What to produce - The entries below should be quoted exactly, with no pictures carried over.

* begin Records for the task *

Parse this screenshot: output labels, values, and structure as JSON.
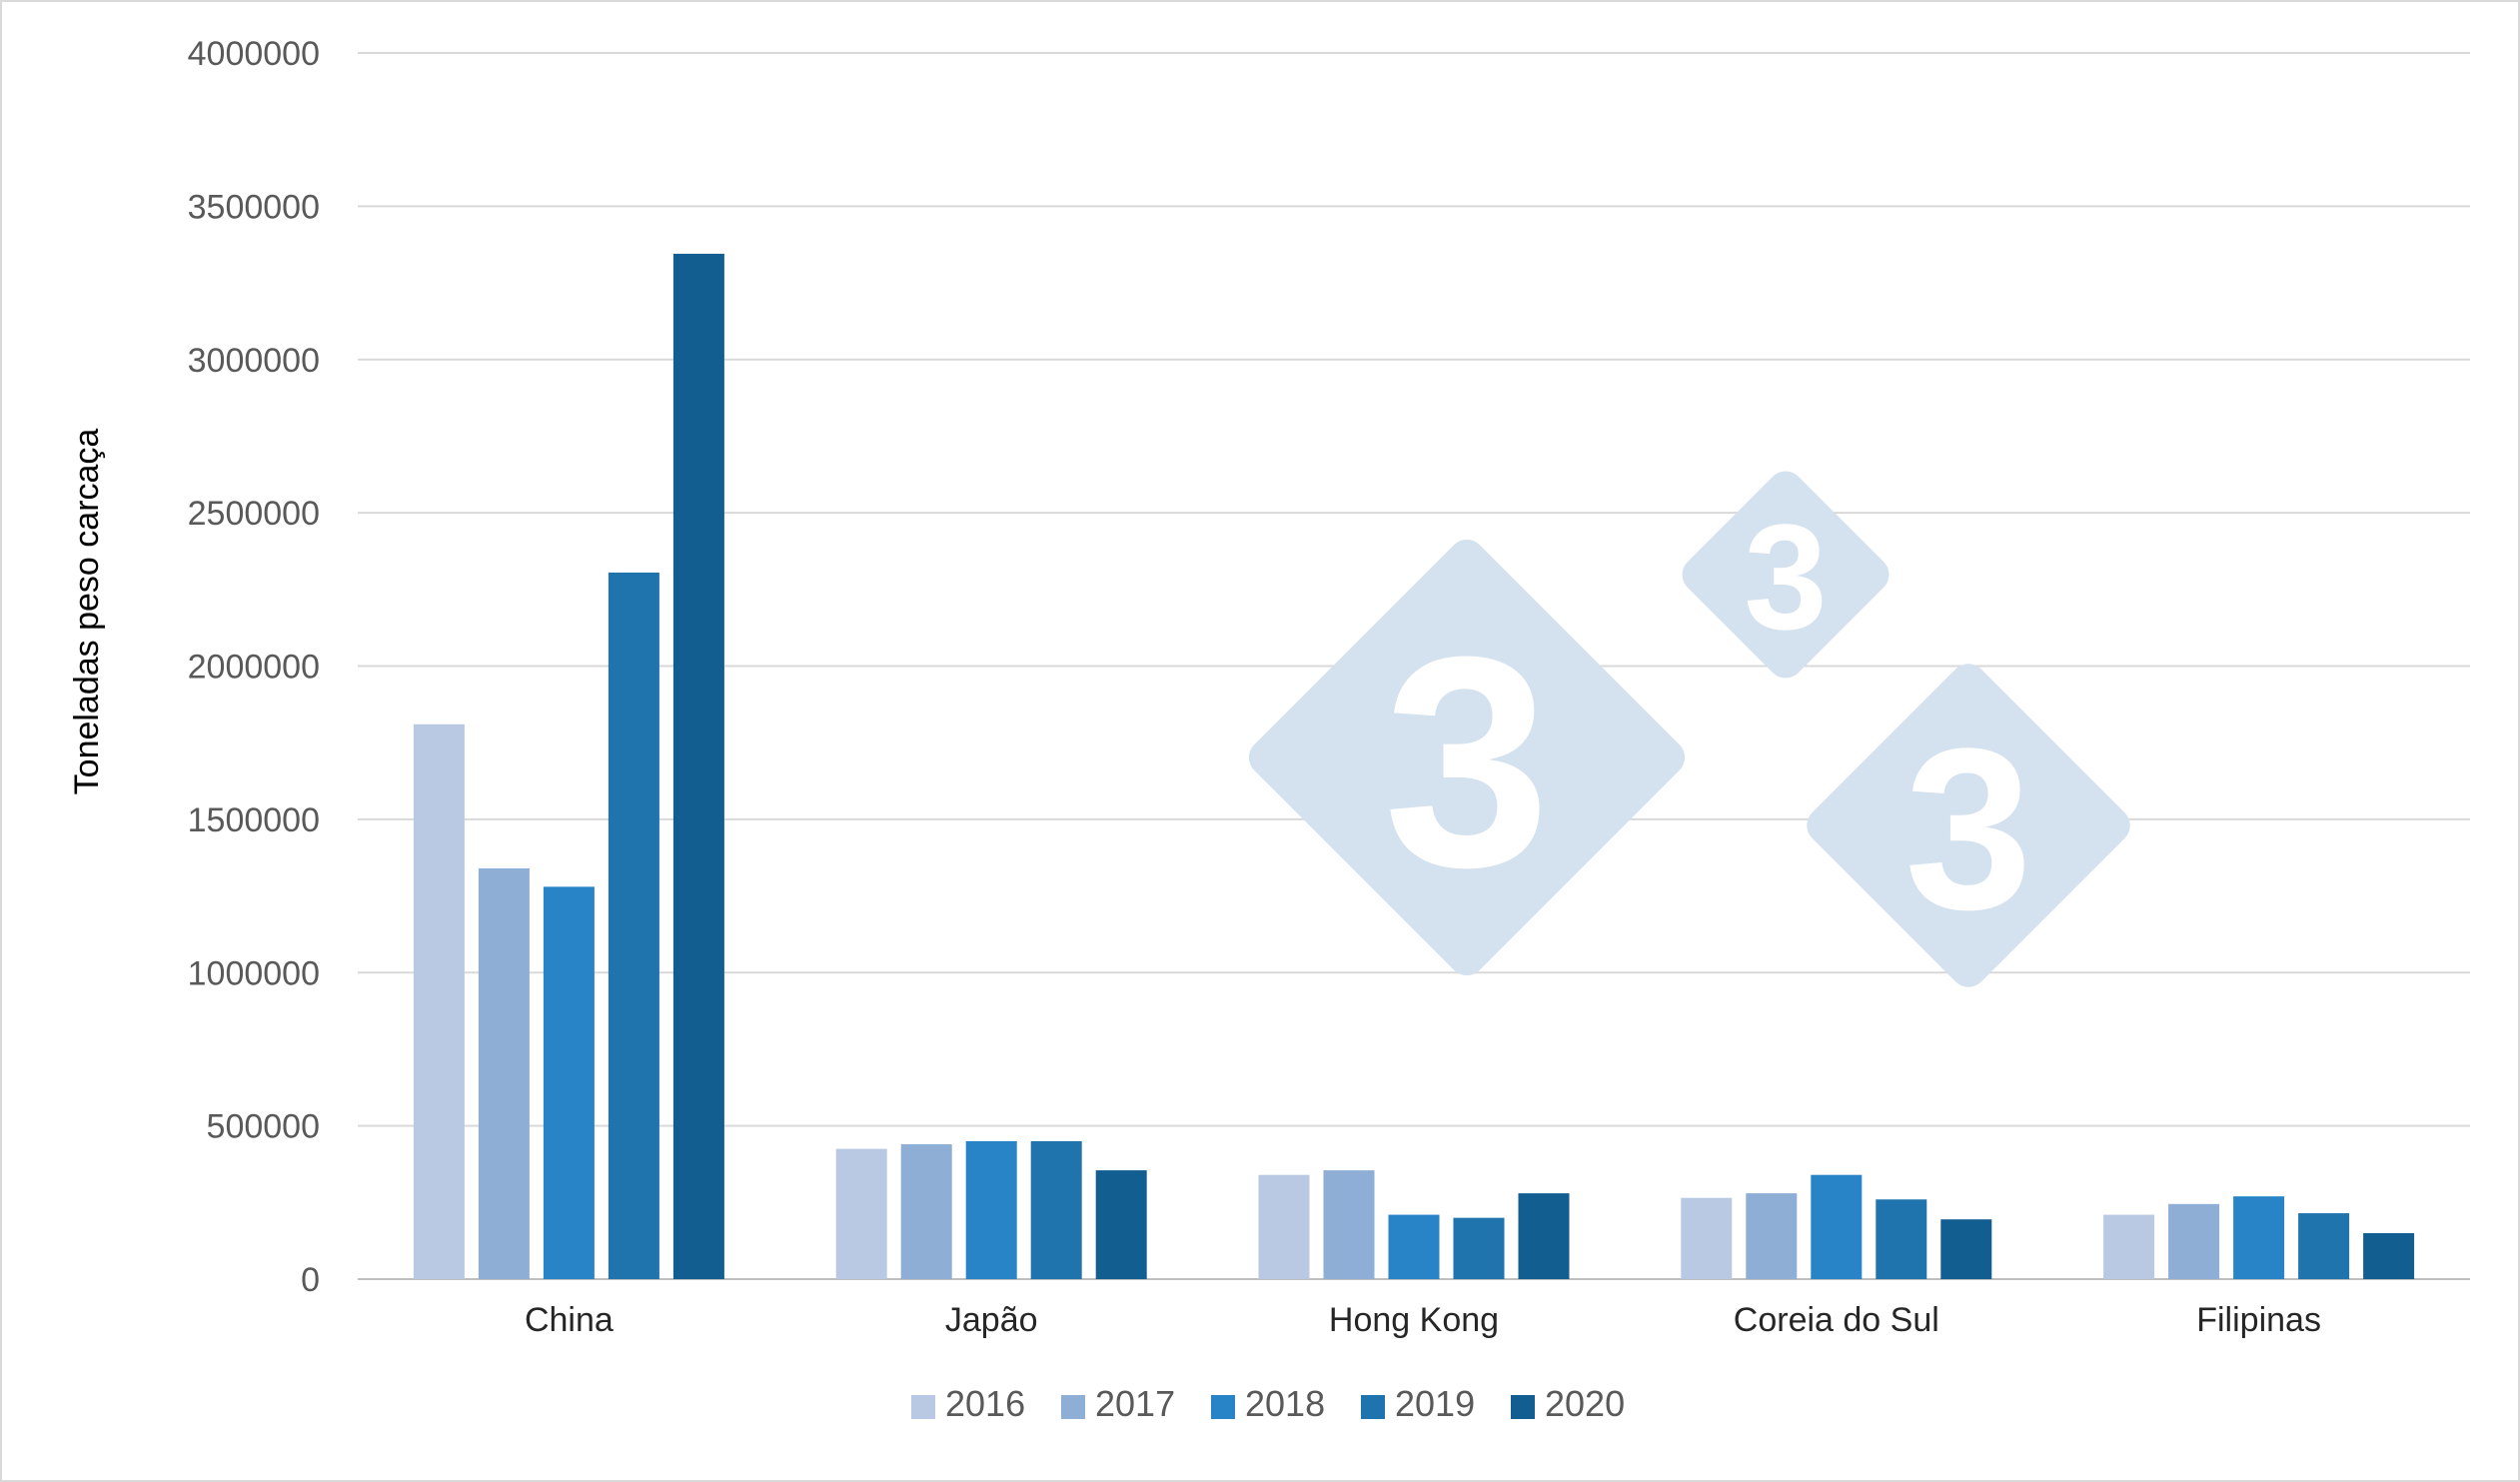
{
  "chart_data": {
    "type": "bar",
    "title": "",
    "xlabel": "",
    "ylabel": "Toneladas peso carcaça",
    "ylim": [
      0,
      4000000
    ],
    "yticks": [
      0,
      500000,
      1000000,
      1500000,
      2000000,
      2500000,
      3000000,
      3500000,
      4000000
    ],
    "yticks_text": [
      "0",
      "500000",
      "1000000",
      "1500000",
      "2000000",
      "2500000",
      "3000000",
      "3500000",
      "4000000"
    ],
    "grid": true,
    "legend_position": "bottom",
    "categories": [
      "China",
      "Japão",
      "Hong Kong",
      "Coreia do Sul",
      "Filipinas"
    ],
    "series": [
      {
        "name": "2016",
        "color": "#b9c9e3",
        "values": [
          1810000,
          425000,
          340000,
          265000,
          210000
        ]
      },
      {
        "name": "2017",
        "color": "#8eaed6",
        "values": [
          1340000,
          440000,
          355000,
          280000,
          245000
        ]
      },
      {
        "name": "2018",
        "color": "#2884c6",
        "values": [
          1280000,
          450000,
          210000,
          340000,
          270000
        ]
      },
      {
        "name": "2019",
        "color": "#1f74ad",
        "values": [
          2305000,
          450000,
          200000,
          260000,
          215000
        ]
      },
      {
        "name": "2020",
        "color": "#135e91",
        "values": [
          3345000,
          355000,
          280000,
          195000,
          150000
        ]
      }
    ]
  },
  "watermark": {
    "label": "333",
    "color": "#d4e1ee"
  }
}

* end Records for the task *

Answer -
Parse this screenshot: output labels, values, and structure as JSON.
{
  "chart_data": {
    "type": "bar",
    "title": "",
    "xlabel": "",
    "ylabel": "Toneladas peso carcaça",
    "ylim": [
      0,
      4000000
    ],
    "yticks": [
      0,
      500000,
      1000000,
      1500000,
      2000000,
      2500000,
      3000000,
      3500000,
      4000000
    ],
    "yticks_text": [
      "0",
      "500000",
      "1000000",
      "1500000",
      "2000000",
      "2500000",
      "3000000",
      "3500000",
      "4000000"
    ],
    "grid": true,
    "legend_position": "bottom",
    "categories": [
      "China",
      "Japão",
      "Hong Kong",
      "Coreia do Sul",
      "Filipinas"
    ],
    "series": [
      {
        "name": "2016",
        "color": "#b9c9e3",
        "values": [
          1810000,
          425000,
          340000,
          265000,
          210000
        ]
      },
      {
        "name": "2017",
        "color": "#8eaed6",
        "values": [
          1340000,
          440000,
          355000,
          280000,
          245000
        ]
      },
      {
        "name": "2018",
        "color": "#2884c6",
        "values": [
          1280000,
          450000,
          210000,
          340000,
          270000
        ]
      },
      {
        "name": "2019",
        "color": "#1f74ad",
        "values": [
          2305000,
          450000,
          200000,
          260000,
          215000
        ]
      },
      {
        "name": "2020",
        "color": "#135e91",
        "values": [
          3345000,
          355000,
          280000,
          195000,
          150000
        ]
      }
    ]
  },
  "watermark": {
    "label": "333",
    "color": "#d4e1ee"
  }
}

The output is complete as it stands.